— start of GIVEN INFORMATION —

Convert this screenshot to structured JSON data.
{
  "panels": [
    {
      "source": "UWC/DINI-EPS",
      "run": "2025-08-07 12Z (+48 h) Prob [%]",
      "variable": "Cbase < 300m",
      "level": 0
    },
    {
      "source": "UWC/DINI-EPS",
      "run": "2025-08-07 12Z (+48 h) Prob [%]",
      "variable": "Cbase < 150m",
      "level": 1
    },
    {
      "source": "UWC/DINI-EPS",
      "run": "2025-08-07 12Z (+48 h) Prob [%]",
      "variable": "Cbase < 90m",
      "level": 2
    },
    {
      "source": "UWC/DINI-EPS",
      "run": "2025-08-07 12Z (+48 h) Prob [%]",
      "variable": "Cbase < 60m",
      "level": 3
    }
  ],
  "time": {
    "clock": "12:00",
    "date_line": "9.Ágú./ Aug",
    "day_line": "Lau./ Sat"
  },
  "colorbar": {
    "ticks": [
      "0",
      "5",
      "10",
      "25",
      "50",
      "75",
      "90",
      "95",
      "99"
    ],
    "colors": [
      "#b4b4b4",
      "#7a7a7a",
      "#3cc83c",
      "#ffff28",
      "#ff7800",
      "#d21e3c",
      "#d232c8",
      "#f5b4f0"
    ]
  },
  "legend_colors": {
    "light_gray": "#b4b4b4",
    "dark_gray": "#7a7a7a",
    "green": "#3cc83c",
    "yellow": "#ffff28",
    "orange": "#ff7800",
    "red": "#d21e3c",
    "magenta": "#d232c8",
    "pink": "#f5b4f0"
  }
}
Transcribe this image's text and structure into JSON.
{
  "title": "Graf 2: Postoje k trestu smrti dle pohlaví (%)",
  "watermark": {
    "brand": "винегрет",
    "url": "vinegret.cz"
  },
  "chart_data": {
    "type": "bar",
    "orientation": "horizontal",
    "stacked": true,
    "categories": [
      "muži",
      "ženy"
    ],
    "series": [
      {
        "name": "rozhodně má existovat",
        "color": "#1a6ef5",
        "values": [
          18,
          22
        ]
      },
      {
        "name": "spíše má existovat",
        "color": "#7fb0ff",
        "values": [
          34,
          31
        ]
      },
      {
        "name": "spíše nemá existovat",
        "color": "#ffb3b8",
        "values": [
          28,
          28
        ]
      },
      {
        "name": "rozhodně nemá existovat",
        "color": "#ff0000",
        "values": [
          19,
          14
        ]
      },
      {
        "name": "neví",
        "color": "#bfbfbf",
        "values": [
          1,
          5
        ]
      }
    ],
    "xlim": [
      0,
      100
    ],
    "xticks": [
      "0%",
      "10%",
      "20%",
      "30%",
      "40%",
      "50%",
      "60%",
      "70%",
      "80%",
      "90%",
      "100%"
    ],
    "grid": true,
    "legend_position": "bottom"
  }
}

— end of GIVEN INFORMATION —

### PROBLEM DETAILS
Extract the full listing above without altering anything.

### TASK SOLUTION
Convert this screenshot to structured JSON data.
{
  "panels": [
    {
      "source": "UWC/DINI-EPS",
      "run": "2025-08-07 12Z (+48 h) Prob [%]",
      "variable": "Cbase < 300m",
      "level": 0
    },
    {
      "source": "UWC/DINI-EPS",
      "run": "2025-08-07 12Z (+48 h) Prob [%]",
      "variable": "Cbase < 150m",
      "level": 1
    },
    {
      "source": "UWC/DINI-EPS",
      "run": "2025-08-07 12Z (+48 h) Prob [%]",
      "variable": "Cbase < 90m",
      "level": 2
    },
    {
      "source": "UWC/DINI-EPS",
      "run": "2025-08-07 12Z (+48 h) Prob [%]",
      "variable": "Cbase < 60m",
      "level": 3
    }
  ],
  "time": {
    "clock": "12:00",
    "date_line": "9.Ágú./ Aug",
    "day_line": "Lau./ Sat"
  },
  "colorbar": {
    "ticks": [
      "0",
      "5",
      "10",
      "25",
      "50",
      "75",
      "90",
      "95",
      "99"
    ],
    "colors": [
      "#b4b4b4",
      "#7a7a7a",
      "#3cc83c",
      "#ffff28",
      "#ff7800",
      "#d21e3c",
      "#d232c8",
      "#f5b4f0"
    ]
  },
  "legend_colors": {
    "light_gray": "#b4b4b4",
    "dark_gray": "#7a7a7a",
    "green": "#3cc83c",
    "yellow": "#ffff28",
    "orange": "#ff7800",
    "red": "#d21e3c",
    "magenta": "#d232c8",
    "pink": "#f5b4f0"
  }
}
Transcribe this image's text and structure into JSON.
{
  "title": "Graf 2: Postoje k trestu smrti dle pohlaví (%)",
  "watermark": {
    "brand": "винегрет",
    "url": "vinegret.cz"
  },
  "chart_data": {
    "type": "bar",
    "orientation": "horizontal",
    "stacked": true,
    "categories": [
      "muži",
      "ženy"
    ],
    "series": [
      {
        "name": "rozhodně má existovat",
        "color": "#1a6ef5",
        "values": [
          18,
          22
        ]
      },
      {
        "name": "spíše má existovat",
        "color": "#7fb0ff",
        "values": [
          34,
          31
        ]
      },
      {
        "name": "spíše nemá existovat",
        "color": "#ffb3b8",
        "values": [
          28,
          28
        ]
      },
      {
        "name": "rozhodně nemá existovat",
        "color": "#ff0000",
        "values": [
          19,
          14
        ]
      },
      {
        "name": "neví",
        "color": "#bfbfbf",
        "values": [
          1,
          5
        ]
      }
    ],
    "xlim": [
      0,
      100
    ],
    "xticks": [
      "0%",
      "10%",
      "20%",
      "30%",
      "40%",
      "50%",
      "60%",
      "70%",
      "80%",
      "90%",
      "100%"
    ],
    "grid": true,
    "legend_position": "bottom"
  }
}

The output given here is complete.